- **What you should do**: Scan the entries below for the word "total". Copy each line that has it.

- **Data for this exercise**:
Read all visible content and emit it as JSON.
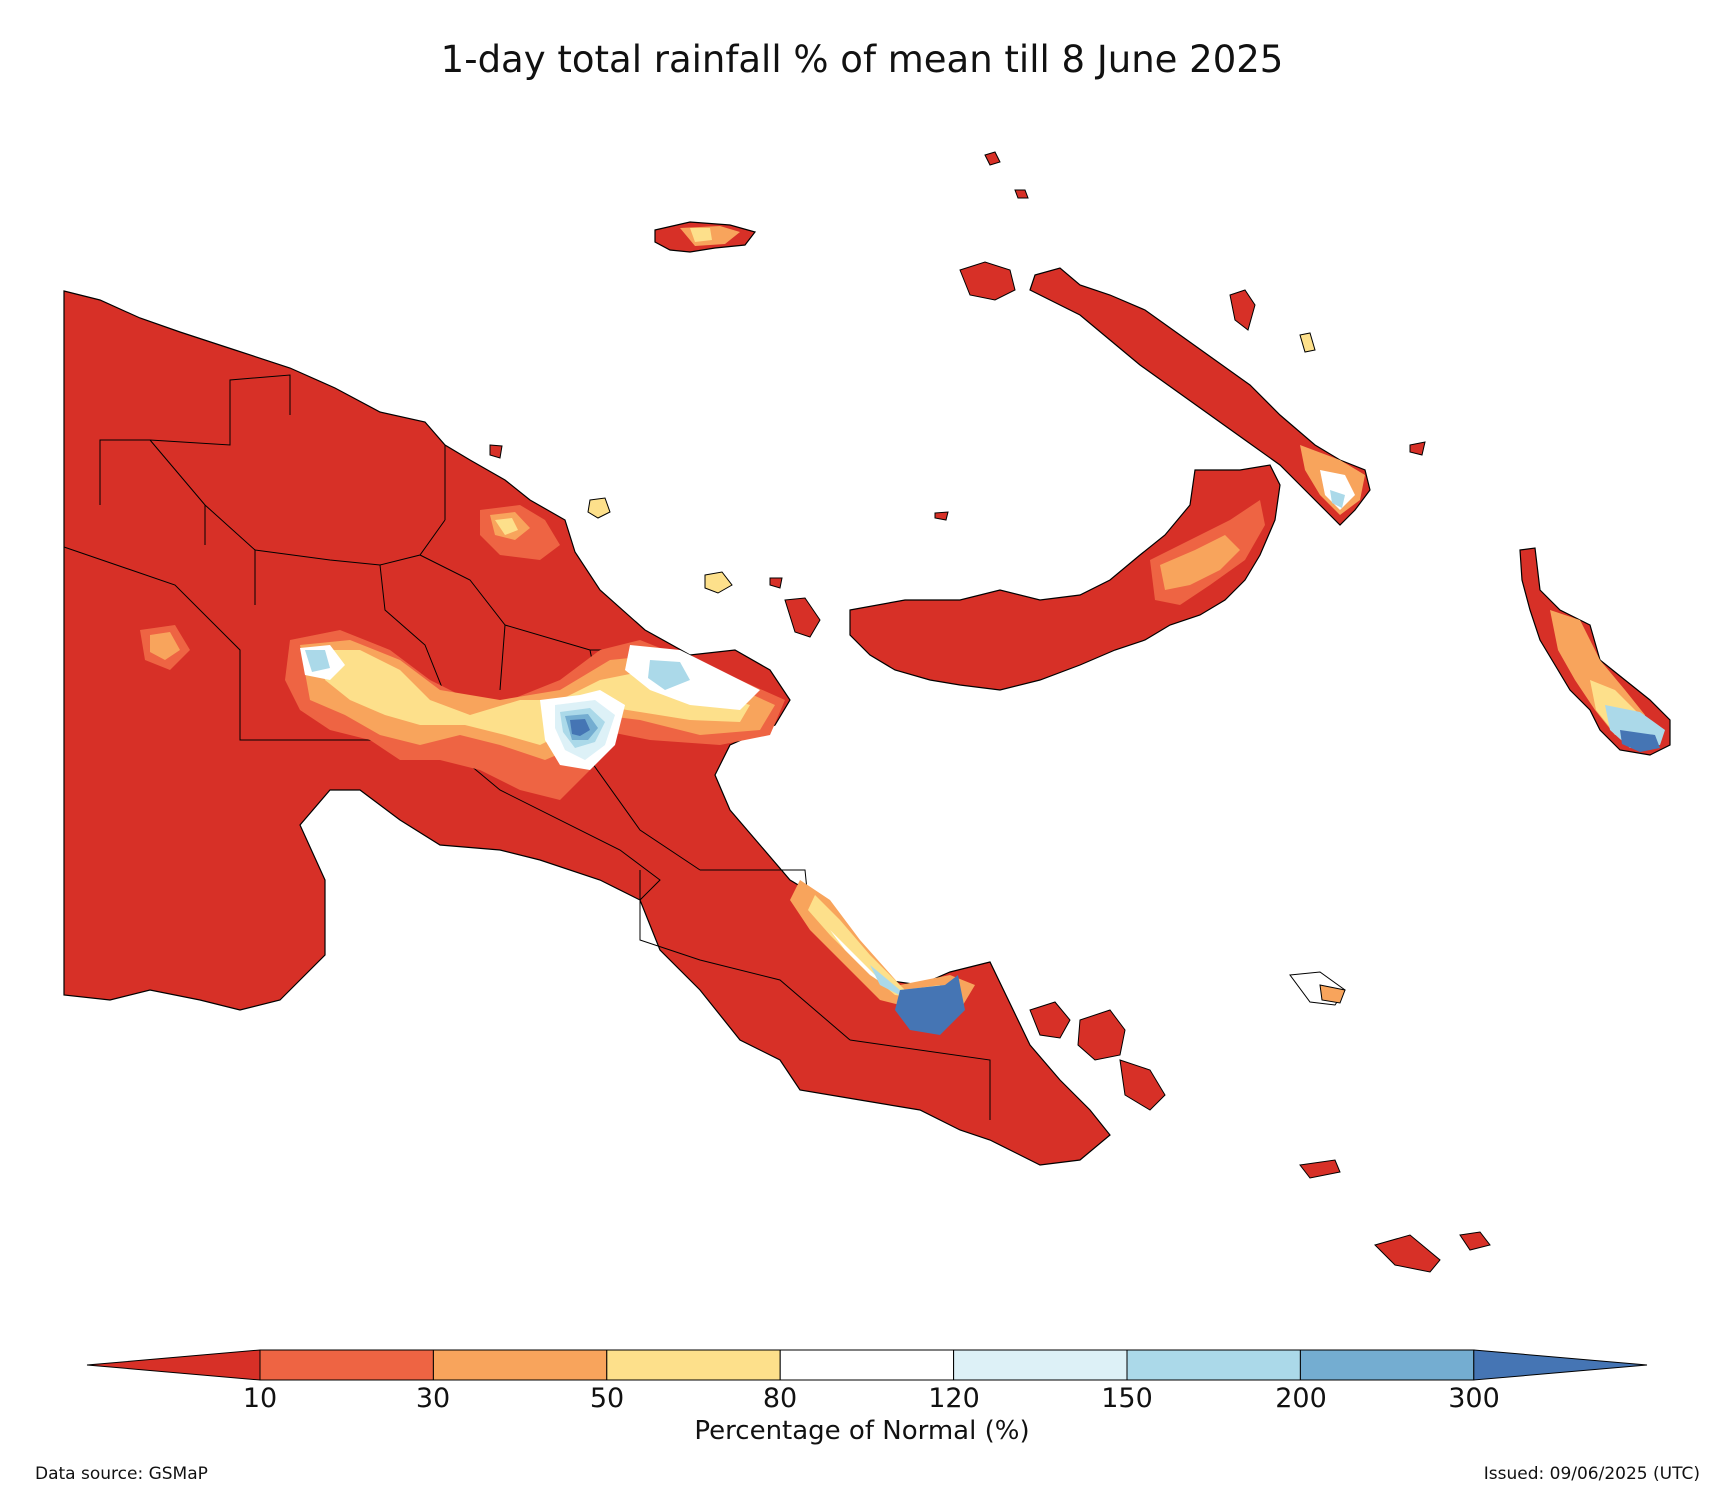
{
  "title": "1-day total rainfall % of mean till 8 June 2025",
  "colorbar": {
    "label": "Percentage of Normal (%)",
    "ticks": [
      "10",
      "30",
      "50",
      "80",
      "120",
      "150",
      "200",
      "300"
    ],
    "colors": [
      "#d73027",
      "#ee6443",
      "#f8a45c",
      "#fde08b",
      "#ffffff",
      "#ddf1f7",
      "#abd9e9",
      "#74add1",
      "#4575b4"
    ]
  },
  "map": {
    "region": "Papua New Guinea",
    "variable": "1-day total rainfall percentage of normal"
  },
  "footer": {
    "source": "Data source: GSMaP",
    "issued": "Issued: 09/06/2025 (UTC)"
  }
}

---

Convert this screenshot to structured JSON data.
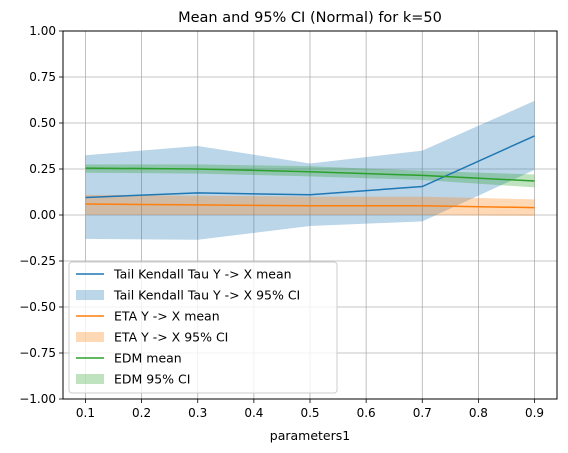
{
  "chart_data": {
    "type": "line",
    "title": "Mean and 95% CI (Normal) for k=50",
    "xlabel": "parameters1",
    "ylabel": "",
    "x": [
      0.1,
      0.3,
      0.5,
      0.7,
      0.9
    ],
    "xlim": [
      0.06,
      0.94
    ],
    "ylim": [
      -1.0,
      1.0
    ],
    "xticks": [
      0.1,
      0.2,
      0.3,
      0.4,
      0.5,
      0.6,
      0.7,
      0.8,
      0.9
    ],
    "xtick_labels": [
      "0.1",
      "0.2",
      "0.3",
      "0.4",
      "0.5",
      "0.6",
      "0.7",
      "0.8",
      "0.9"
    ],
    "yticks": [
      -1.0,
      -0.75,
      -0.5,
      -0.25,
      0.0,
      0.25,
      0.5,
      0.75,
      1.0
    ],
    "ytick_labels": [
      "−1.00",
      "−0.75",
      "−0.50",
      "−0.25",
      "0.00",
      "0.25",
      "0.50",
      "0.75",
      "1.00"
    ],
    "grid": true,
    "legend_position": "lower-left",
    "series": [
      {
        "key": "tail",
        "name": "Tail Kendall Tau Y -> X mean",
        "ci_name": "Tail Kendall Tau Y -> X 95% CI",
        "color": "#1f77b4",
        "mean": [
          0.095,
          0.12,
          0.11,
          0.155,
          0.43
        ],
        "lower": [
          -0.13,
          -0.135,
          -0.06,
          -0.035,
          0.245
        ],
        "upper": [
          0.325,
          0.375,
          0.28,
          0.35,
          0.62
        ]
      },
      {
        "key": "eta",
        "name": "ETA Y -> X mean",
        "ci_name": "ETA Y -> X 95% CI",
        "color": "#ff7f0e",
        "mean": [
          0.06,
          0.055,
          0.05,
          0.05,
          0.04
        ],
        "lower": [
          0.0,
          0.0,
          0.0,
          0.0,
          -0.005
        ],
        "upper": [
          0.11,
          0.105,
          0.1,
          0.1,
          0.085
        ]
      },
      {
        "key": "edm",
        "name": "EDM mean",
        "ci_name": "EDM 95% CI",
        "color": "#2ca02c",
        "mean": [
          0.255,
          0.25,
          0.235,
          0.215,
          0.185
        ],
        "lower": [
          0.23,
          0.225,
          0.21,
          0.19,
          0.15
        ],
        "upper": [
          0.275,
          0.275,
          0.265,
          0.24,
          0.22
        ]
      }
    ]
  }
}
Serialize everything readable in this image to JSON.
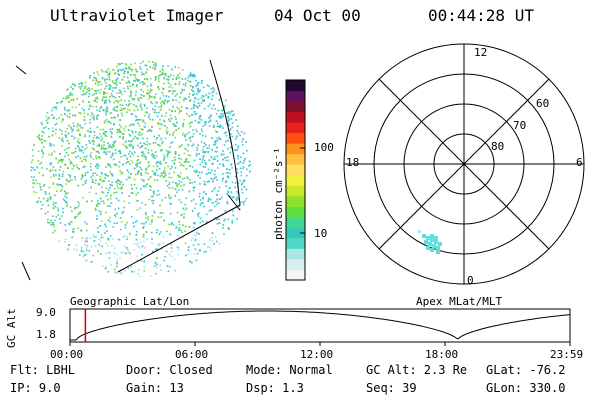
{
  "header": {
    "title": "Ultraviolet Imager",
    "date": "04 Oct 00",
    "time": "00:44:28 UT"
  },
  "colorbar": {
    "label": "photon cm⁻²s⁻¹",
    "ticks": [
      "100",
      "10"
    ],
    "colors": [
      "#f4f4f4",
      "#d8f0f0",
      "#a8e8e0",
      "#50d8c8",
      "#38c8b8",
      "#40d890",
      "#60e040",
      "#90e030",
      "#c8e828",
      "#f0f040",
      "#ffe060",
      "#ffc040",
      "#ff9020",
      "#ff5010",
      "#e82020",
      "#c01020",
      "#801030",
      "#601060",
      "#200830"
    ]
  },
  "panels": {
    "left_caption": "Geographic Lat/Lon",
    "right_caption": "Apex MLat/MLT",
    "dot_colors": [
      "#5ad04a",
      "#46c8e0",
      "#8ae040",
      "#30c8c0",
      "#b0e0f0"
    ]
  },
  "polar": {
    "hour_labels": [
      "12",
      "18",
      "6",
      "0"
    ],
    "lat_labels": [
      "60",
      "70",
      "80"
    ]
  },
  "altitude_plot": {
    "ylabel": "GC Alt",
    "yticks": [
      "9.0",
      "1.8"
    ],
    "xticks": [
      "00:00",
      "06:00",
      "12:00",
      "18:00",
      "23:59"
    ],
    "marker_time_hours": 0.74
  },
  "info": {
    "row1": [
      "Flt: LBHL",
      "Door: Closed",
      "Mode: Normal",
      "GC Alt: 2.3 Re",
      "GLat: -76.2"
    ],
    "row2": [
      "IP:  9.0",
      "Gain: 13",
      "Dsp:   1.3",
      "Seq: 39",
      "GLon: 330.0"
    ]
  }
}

...

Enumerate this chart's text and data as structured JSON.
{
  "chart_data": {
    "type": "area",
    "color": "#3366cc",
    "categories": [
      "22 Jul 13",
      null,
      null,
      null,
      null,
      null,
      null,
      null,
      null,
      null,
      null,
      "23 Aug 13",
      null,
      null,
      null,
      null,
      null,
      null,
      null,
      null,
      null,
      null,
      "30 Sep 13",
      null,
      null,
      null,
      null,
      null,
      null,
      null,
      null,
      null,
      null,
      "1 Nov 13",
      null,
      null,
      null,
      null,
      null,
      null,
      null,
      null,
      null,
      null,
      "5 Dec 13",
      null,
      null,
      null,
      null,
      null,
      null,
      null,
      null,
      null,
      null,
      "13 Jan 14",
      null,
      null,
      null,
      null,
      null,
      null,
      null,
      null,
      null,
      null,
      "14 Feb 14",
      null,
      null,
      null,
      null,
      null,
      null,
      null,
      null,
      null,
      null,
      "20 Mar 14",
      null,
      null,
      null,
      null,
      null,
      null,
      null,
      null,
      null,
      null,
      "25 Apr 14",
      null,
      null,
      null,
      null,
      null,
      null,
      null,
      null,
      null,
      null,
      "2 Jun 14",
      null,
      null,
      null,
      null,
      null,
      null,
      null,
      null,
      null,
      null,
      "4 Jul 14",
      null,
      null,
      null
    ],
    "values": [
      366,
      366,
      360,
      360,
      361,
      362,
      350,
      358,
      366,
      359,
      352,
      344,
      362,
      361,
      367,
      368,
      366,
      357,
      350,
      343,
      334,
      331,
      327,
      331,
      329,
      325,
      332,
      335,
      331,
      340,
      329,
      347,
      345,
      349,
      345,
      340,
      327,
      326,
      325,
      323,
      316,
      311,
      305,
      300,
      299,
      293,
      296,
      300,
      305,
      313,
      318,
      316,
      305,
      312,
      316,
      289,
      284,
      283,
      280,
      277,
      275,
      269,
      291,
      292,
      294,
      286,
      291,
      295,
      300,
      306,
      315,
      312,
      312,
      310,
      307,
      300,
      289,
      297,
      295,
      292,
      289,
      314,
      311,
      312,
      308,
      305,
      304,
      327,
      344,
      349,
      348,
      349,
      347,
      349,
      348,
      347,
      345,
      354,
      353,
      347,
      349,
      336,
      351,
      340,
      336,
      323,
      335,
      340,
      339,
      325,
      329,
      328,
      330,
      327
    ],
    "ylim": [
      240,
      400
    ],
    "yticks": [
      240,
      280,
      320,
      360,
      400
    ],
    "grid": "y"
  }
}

- **Final answer**:
  "title": "1-day total rainfall % of mean till 8 June 2025",
    "variable": "1-day total rainfall percentage of normal"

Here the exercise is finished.